-- START OF MATERIAL SHOWN --
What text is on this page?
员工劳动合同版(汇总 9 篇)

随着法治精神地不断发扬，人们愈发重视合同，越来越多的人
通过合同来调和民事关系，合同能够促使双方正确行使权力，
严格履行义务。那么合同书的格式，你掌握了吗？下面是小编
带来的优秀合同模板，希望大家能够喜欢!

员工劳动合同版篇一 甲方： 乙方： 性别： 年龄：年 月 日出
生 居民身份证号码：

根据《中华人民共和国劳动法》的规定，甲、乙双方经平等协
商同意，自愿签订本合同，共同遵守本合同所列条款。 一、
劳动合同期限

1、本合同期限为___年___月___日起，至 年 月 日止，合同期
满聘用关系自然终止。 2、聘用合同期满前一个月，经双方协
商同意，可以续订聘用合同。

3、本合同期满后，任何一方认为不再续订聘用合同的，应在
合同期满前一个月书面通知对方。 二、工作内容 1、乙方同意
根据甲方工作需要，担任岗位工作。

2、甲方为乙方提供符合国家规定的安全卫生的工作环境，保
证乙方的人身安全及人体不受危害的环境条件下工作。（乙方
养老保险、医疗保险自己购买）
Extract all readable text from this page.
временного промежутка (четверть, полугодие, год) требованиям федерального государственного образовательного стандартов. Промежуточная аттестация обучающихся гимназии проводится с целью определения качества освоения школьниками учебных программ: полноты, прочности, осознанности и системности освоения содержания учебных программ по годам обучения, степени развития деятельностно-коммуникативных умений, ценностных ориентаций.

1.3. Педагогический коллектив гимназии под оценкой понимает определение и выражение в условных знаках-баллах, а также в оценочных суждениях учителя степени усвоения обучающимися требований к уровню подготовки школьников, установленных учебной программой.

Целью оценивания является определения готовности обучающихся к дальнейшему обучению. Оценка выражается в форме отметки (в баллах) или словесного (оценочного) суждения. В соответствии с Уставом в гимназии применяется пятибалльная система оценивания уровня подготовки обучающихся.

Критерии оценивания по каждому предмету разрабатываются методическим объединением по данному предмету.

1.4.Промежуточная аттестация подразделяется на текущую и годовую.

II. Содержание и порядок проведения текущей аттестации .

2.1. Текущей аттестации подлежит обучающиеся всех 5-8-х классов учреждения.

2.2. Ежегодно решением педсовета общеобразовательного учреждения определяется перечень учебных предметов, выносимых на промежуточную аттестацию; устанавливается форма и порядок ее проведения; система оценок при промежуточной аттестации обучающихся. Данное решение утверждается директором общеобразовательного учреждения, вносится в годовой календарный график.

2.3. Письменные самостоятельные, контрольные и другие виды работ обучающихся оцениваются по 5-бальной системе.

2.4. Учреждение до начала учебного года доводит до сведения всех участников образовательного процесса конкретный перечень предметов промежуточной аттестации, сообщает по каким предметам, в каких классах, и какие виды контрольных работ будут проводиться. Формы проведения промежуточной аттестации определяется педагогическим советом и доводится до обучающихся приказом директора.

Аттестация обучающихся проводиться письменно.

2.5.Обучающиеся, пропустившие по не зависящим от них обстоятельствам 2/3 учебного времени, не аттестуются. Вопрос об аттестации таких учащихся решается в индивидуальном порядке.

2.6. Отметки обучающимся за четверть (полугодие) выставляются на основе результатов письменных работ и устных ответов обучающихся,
-- END OF MATERIAL SHOWN --
SHORT PROBLEM:
Repeat every record, keeping each word and mark exactly as it is.

EXERCISE RESPONSE:
What text is on this page?
员工劳动合同版(汇总 9 篇)

随着法治精神地不断发扬，人们愈发重视合同，越来越多的人
通过合同来调和民事关系，合同能够促使双方正确行使权力，
严格履行义务。那么合同书的格式，你掌握了吗？下面是小编
带来的优秀合同模板，希望大家能够喜欢!

员工劳动合同版篇一 甲方： 乙方： 性别： 年龄：年 月 日出
生 居民身份证号码：

根据《中华人民共和国劳动法》的规定，甲、乙双方经平等协
商同意，自愿签订本合同，共同遵守本合同所列条款。 一、
劳动合同期限

1、本合同期限为___年___月___日起，至 年 月 日止，合同期
满聘用关系自然终止。 2、聘用合同期满前一个月，经双方协
商同意，可以续订聘用合同。

3、本合同期满后，任何一方认为不再续订聘用合同的，应在
合同期满前一个月书面通知对方。 二、工作内容 1、乙方同意
根据甲方工作需要，担任岗位工作。

2、甲方为乙方提供符合国家规定的安全卫生的工作环境，保
证乙方的人身安全及人体不受危害的环境条件下工作。（乙方
养老保险、医疗保险自己购买）
Extract all readable text from this page.
временного промежутка (четверть, полугодие, год) требованиям федерального государственного образовательного стандартов. Промежуточная аттестация обучающихся гимназии проводится с целью определения качества освоения школьниками учебных программ: полноты, прочности, осознанности и системности освоения содержания учебных программ по годам обучения, степени развития деятельностно-коммуникативных умений, ценностных ориентаций.

1.3. Педагогический коллектив гимназии под оценкой понимает определение и выражение в условных знаках-баллах, а также в оценочных суждениях учителя степени усвоения обучающимися требований к уровню подготовки школьников, установленных учебной программой.

Целью оценивания является определения готовности обучающихся к дальнейшему обучению. Оценка выражается в форме отметки (в баллах) или словесного (оценочного) суждения. В соответствии с Уставом в гимназии применяется пятибалльная система оценивания уровня подготовки обучающихся.

Критерии оценивания по каждому предмету разрабатываются методическим объединением по данному предмету.

1.4.Промежуточная аттестация подразделяется на текущую и годовую.

II. Содержание и порядок проведения текущей аттестации .

2.1. Текущей аттестации подлежит обучающиеся всех 5-8-х классов учреждения.

2.2. Ежегодно решением педсовета общеобразовательного учреждения определяется перечень учебных предметов, выносимых на промежуточную аттестацию; устанавливается форма и порядок ее проведения; система оценок при промежуточной аттестации обучающихся. Данное решение утверждается директором общеобразовательного учреждения, вносится в годовой календарный график.

2.3. Письменные самостоятельные, контрольные и другие виды работ обучающихся оцениваются по 5-бальной системе.

2.4. Учреждение до начала учебного года доводит до сведения всех участников образовательного процесса конкретный перечень предметов промежуточной аттестации, сообщает по каким предметам, в каких классах, и какие виды контрольных работ будут проводиться. Формы проведения промежуточной аттестации определяется педагогическим советом и доводится до обучающихся приказом директора.

Аттестация обучающихся проводиться письменно.

2.5.Обучающиеся, пропустившие по не зависящим от них обстоятельствам 2/3 учебного времени, не аттестуются. Вопрос об аттестации таких учащихся решается в индивидуальном порядке.

2.6. Отметки обучающимся за четверть (полугодие) выставляются на основе результатов письменных работ и устных ответов обучающихся,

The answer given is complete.